## Request
Images are excluded; otherwise, output every record exactly.

[START Working data]

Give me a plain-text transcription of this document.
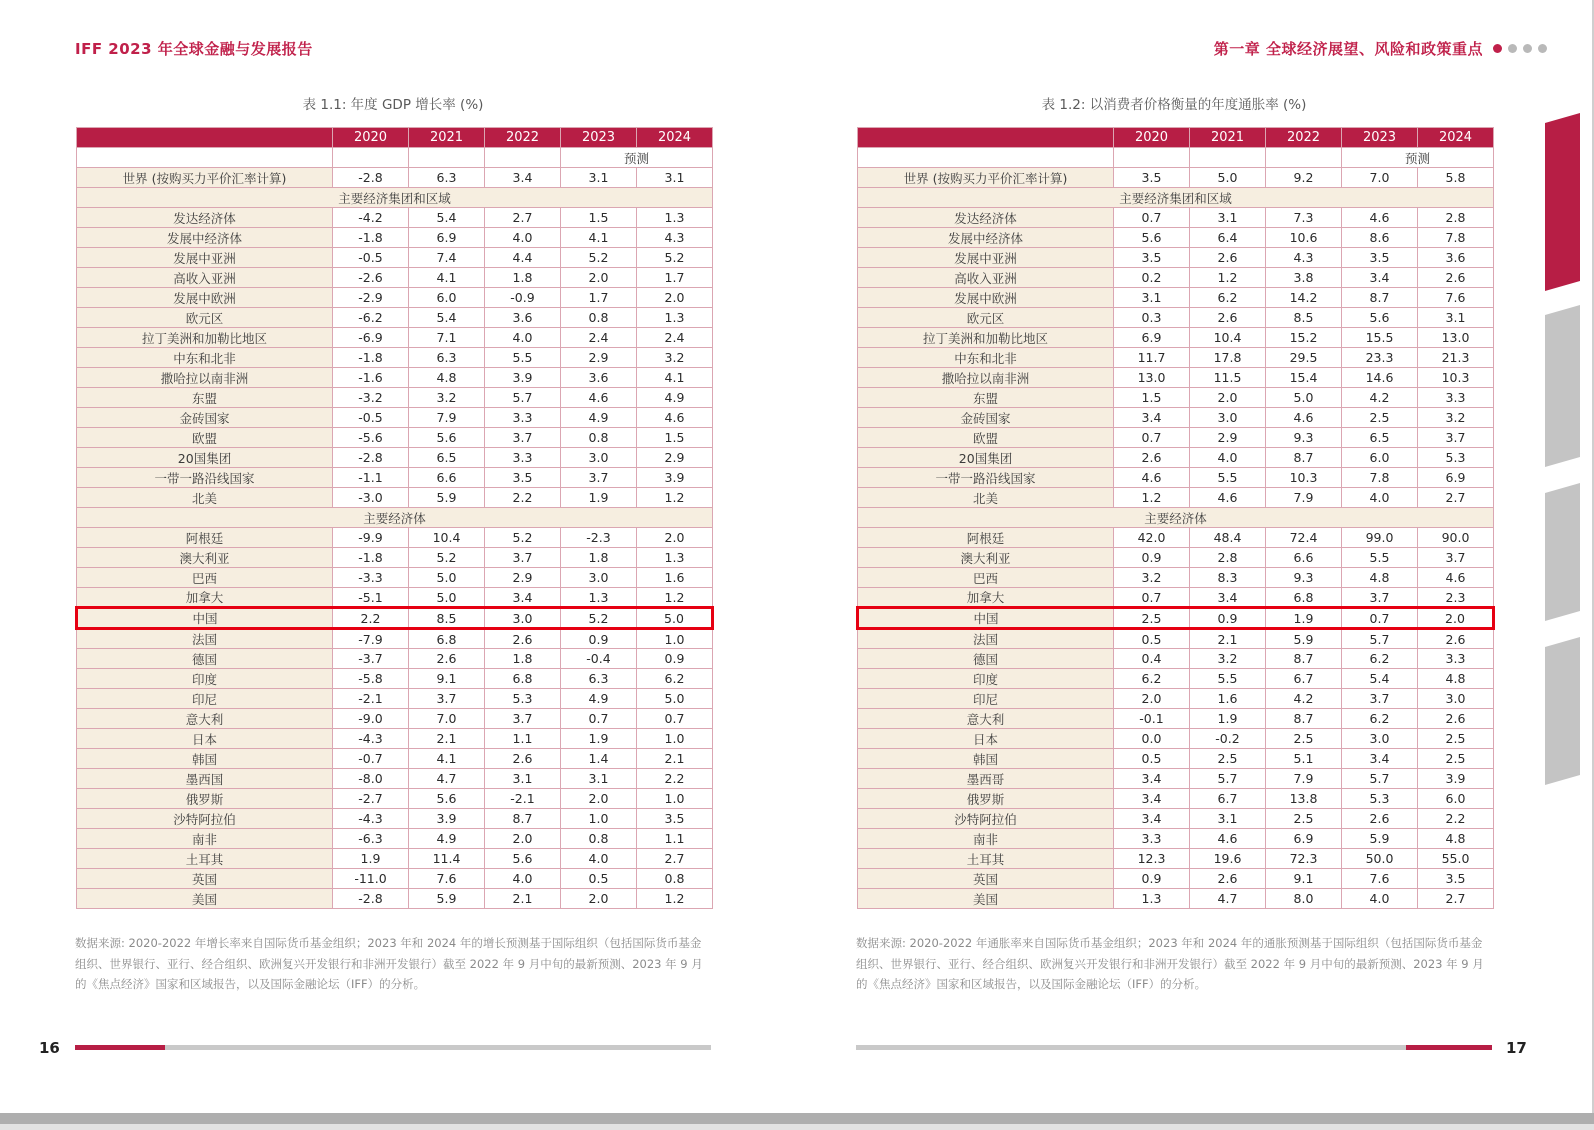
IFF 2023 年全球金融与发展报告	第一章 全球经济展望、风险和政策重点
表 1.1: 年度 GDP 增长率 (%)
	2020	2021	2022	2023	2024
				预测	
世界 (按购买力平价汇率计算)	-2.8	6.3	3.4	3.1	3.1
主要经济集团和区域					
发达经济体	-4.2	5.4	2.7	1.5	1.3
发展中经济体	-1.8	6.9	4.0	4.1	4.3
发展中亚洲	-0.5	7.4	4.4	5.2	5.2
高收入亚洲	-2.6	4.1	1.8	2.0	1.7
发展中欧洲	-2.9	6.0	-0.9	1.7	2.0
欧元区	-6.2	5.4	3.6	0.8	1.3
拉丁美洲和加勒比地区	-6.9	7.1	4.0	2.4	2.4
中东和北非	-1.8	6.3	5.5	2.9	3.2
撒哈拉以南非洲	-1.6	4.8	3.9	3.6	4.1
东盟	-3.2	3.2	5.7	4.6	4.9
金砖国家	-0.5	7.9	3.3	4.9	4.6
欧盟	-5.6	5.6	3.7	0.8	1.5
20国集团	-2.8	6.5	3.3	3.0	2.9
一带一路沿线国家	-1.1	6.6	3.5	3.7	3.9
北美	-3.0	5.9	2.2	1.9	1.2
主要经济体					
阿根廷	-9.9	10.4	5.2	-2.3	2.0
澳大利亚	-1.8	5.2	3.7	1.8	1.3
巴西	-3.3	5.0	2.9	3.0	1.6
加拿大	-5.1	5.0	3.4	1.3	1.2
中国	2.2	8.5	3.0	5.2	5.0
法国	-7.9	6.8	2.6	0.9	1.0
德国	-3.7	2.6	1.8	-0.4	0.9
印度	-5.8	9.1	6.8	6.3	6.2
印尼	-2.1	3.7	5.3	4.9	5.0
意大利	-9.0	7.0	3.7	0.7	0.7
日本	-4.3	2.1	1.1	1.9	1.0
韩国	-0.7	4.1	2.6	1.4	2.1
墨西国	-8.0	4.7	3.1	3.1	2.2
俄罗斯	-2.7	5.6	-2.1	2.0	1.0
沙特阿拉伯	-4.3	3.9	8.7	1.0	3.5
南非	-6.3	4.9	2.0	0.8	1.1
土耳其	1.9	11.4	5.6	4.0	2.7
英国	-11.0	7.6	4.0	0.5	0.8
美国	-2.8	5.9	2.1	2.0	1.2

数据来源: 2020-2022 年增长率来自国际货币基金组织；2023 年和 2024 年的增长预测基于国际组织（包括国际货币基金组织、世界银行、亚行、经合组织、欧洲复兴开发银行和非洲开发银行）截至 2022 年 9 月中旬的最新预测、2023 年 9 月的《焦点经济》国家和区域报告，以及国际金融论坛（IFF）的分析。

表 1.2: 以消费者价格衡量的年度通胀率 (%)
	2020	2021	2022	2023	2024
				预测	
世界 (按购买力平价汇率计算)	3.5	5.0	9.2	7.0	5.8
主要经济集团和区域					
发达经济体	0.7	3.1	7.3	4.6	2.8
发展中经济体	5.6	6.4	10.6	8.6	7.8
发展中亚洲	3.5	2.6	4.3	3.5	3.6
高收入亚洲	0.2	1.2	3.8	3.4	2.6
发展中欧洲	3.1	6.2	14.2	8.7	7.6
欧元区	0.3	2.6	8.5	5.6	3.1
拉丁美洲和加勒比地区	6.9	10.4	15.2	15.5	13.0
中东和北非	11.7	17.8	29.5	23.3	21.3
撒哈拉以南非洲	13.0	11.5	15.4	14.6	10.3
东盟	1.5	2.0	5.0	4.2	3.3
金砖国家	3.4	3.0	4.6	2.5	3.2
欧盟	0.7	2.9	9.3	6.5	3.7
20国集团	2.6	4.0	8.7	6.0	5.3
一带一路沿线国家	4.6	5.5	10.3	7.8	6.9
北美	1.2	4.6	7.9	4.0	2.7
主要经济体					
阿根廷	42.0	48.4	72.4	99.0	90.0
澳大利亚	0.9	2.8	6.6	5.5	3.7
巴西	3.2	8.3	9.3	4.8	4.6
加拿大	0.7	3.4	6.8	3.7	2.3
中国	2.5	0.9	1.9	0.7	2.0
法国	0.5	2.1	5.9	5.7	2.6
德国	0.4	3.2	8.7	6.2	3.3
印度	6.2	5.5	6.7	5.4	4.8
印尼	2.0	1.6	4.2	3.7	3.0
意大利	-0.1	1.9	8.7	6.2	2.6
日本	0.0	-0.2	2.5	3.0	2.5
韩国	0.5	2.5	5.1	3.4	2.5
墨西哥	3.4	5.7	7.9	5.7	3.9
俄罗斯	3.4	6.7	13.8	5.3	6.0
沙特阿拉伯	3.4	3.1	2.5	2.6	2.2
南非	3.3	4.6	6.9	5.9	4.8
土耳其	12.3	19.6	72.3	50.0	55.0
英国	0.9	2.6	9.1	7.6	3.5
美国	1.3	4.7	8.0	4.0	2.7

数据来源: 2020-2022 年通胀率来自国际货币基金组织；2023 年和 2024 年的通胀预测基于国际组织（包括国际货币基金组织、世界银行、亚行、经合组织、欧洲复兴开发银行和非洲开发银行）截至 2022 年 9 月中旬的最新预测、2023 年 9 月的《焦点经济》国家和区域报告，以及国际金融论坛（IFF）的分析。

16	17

[END Working data]

## The answer
Give me a plain-text transcription of this document.
IFF 2023 年全球金融与发展报告	第一章 全球经济展望、风险和政策重点
表 1.1: 年度 GDP 增长率 (%)
	2020	2021	2022	2023	2024
				预测	
世界 (按购买力平价汇率计算)	-2.8	6.3	3.4	3.1	3.1
主要经济集团和区域					
发达经济体	-4.2	5.4	2.7	1.5	1.3
发展中经济体	-1.8	6.9	4.0	4.1	4.3
发展中亚洲	-0.5	7.4	4.4	5.2	5.2
高收入亚洲	-2.6	4.1	1.8	2.0	1.7
发展中欧洲	-2.9	6.0	-0.9	1.7	2.0
欧元区	-6.2	5.4	3.6	0.8	1.3
拉丁美洲和加勒比地区	-6.9	7.1	4.0	2.4	2.4
中东和北非	-1.8	6.3	5.5	2.9	3.2
撒哈拉以南非洲	-1.6	4.8	3.9	3.6	4.1
东盟	-3.2	3.2	5.7	4.6	4.9
金砖国家	-0.5	7.9	3.3	4.9	4.6
欧盟	-5.6	5.6	3.7	0.8	1.5
20国集团	-2.8	6.5	3.3	3.0	2.9
一带一路沿线国家	-1.1	6.6	3.5	3.7	3.9
北美	-3.0	5.9	2.2	1.9	1.2
主要经济体					
阿根廷	-9.9	10.4	5.2	-2.3	2.0
澳大利亚	-1.8	5.2	3.7	1.8	1.3
巴西	-3.3	5.0	2.9	3.0	1.6
加拿大	-5.1	5.0	3.4	1.3	1.2
中国	2.2	8.5	3.0	5.2	5.0
法国	-7.9	6.8	2.6	0.9	1.0
德国	-3.7	2.6	1.8	-0.4	0.9
印度	-5.8	9.1	6.8	6.3	6.2
印尼	-2.1	3.7	5.3	4.9	5.0
意大利	-9.0	7.0	3.7	0.7	0.7
日本	-4.3	2.1	1.1	1.9	1.0
韩国	-0.7	4.1	2.6	1.4	2.1
墨西国	-8.0	4.7	3.1	3.1	2.2
俄罗斯	-2.7	5.6	-2.1	2.0	1.0
沙特阿拉伯	-4.3	3.9	8.7	1.0	3.5
南非	-6.3	4.9	2.0	0.8	1.1
土耳其	1.9	11.4	5.6	4.0	2.7
英国	-11.0	7.6	4.0	0.5	0.8
美国	-2.8	5.9	2.1	2.0	1.2

数据来源: 2020-2022 年增长率来自国际货币基金组织；2023 年和 2024 年的增长预测基于国际组织（包括国际货币基金组织、世界银行、亚行、经合组织、欧洲复兴开发银行和非洲开发银行）截至 2022 年 9 月中旬的最新预测、2023 年 9 月的《焦点经济》国家和区域报告，以及国际金融论坛（IFF）的分析。

表 1.2: 以消费者价格衡量的年度通胀率 (%)
	2020	2021	2022	2023	2024
				预测	
世界 (按购买力平价汇率计算)	3.5	5.0	9.2	7.0	5.8
主要经济集团和区域					
发达经济体	0.7	3.1	7.3	4.6	2.8
发展中经济体	5.6	6.4	10.6	8.6	7.8
发展中亚洲	3.5	2.6	4.3	3.5	3.6
高收入亚洲	0.2	1.2	3.8	3.4	2.6
发展中欧洲	3.1	6.2	14.2	8.7	7.6
欧元区	0.3	2.6	8.5	5.6	3.1
拉丁美洲和加勒比地区	6.9	10.4	15.2	15.5	13.0
中东和北非	11.7	17.8	29.5	23.3	21.3
撒哈拉以南非洲	13.0	11.5	15.4	14.6	10.3
东盟	1.5	2.0	5.0	4.2	3.3
金砖国家	3.4	3.0	4.6	2.5	3.2
欧盟	0.7	2.9	9.3	6.5	3.7
20国集团	2.6	4.0	8.7	6.0	5.3
一带一路沿线国家	4.6	5.5	10.3	7.8	6.9
北美	1.2	4.6	7.9	4.0	2.7
主要经济体					
阿根廷	42.0	48.4	72.4	99.0	90.0
澳大利亚	0.9	2.8	6.6	5.5	3.7
巴西	3.2	8.3	9.3	4.8	4.6
加拿大	0.7	3.4	6.8	3.7	2.3
中国	2.5	0.9	1.9	0.7	2.0
法国	0.5	2.1	5.9	5.7	2.6
德国	0.4	3.2	8.7	6.2	3.3
印度	6.2	5.5	6.7	5.4	4.8
印尼	2.0	1.6	4.2	3.7	3.0
意大利	-0.1	1.9	8.7	6.2	2.6
日本	0.0	-0.2	2.5	3.0	2.5
韩国	0.5	2.5	5.1	3.4	2.5
墨西哥	3.4	5.7	7.9	5.7	3.9
俄罗斯	3.4	6.7	13.8	5.3	6.0
沙特阿拉伯	3.4	3.1	2.5	2.6	2.2
南非	3.3	4.6	6.9	5.9	4.8
土耳其	12.3	19.6	72.3	50.0	55.0
英国	0.9	2.6	9.1	7.6	3.5
美国	1.3	4.7	8.0	4.0	2.7

数据来源: 2020-2022 年通胀率来自国际货币基金组织；2023 年和 2024 年的通胀预测基于国际组织（包括国际货币基金组织、世界银行、亚行、经合组织、欧洲复兴开发银行和非洲开发银行）截至 2022 年 9 月中旬的最新预测、2023 年 9 月的《焦点经济》国家和区域报告，以及国际金融论坛（IFF）的分析。

16	17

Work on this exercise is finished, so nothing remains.